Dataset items
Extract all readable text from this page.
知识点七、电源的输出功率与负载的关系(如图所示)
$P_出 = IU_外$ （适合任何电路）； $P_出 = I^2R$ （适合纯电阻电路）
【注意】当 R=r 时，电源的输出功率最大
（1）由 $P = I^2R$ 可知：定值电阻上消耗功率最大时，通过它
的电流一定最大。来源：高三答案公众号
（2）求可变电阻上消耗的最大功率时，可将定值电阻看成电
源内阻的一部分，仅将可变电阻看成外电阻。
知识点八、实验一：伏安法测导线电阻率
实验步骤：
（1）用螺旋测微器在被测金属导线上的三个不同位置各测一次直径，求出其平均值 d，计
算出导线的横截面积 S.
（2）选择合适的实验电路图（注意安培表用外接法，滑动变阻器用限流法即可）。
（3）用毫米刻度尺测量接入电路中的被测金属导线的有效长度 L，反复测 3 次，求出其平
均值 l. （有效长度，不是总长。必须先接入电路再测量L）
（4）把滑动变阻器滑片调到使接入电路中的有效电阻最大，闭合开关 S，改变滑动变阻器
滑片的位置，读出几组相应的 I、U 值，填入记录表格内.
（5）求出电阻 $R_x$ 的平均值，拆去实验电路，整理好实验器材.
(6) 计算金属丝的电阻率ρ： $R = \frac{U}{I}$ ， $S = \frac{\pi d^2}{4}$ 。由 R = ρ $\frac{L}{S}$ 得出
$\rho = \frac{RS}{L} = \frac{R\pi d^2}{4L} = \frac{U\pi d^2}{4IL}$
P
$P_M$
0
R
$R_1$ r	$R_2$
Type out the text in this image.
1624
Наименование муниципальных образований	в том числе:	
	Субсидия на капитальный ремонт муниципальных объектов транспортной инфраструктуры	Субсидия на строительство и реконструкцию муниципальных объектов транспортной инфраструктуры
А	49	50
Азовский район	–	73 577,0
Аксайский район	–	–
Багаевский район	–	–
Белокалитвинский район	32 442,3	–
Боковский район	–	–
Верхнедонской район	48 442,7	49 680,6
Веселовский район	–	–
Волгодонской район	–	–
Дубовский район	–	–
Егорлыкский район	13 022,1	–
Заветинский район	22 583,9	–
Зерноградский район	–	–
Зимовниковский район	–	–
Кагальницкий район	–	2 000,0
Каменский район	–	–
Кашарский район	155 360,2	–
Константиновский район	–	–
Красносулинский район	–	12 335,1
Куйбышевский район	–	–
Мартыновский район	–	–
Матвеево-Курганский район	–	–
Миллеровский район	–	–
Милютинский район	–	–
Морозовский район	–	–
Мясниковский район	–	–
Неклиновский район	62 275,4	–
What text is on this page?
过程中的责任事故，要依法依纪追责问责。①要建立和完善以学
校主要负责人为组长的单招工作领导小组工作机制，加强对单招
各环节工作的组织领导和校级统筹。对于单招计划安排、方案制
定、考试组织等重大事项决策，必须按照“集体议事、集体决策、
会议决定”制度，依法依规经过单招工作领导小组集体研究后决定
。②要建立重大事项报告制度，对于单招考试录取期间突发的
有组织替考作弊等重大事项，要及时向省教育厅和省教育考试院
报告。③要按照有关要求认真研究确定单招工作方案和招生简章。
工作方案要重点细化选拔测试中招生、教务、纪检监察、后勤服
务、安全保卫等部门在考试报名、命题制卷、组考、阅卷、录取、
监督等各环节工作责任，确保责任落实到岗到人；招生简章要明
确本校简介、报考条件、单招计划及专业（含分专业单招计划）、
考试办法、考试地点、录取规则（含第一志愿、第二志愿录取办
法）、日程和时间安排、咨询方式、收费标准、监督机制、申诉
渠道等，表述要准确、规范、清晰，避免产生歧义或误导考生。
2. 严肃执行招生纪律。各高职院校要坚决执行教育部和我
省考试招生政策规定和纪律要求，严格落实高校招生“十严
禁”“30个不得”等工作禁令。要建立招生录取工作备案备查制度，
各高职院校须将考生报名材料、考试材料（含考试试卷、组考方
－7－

#### DIRECTIVE
Everything from the line containing "What text is on this page?" to the end of the data above should be quoted exactly, please, both ends included, and nothing outside that span.

#### FINAL ANSWER
What text is on this page?
过程中的责任事故，要依法依纪追责问责。①要建立和完善以学
校主要负责人为组长的单招工作领导小组工作机制，加强对单招
各环节工作的组织领导和校级统筹。对于单招计划安排、方案制
定、考试组织等重大事项决策，必须按照“集体议事、集体决策、
会议决定”制度，依法依规经过单招工作领导小组集体研究后决定
。②要建立重大事项报告制度，对于单招考试录取期间突发的
有组织替考作弊等重大事项，要及时向省教育厅和省教育考试院
报告。③要按照有关要求认真研究确定单招工作方案和招生简章。
工作方案要重点细化选拔测试中招生、教务、纪检监察、后勤服
务、安全保卫等部门在考试报名、命题制卷、组考、阅卷、录取、
监督等各环节工作责任，确保责任落实到岗到人；招生简章要明
确本校简介、报考条件、单招计划及专业（含分专业单招计划）、
考试办法、考试地点、录取规则（含第一志愿、第二志愿录取办
法）、日程和时间安排、咨询方式、收费标准、监督机制、申诉
渠道等，表述要准确、规范、清晰，避免产生歧义或误导考生。
2. 严肃执行招生纪律。各高职院校要坚决执行教育部和我
省考试招生政策规定和纪律要求，严格落实高校招生“十严
禁”“30个不得”等工作禁令。要建立招生录取工作备案备查制度，
各高职院校须将考生报名材料、考试材料（含考试试卷、组考方
－7－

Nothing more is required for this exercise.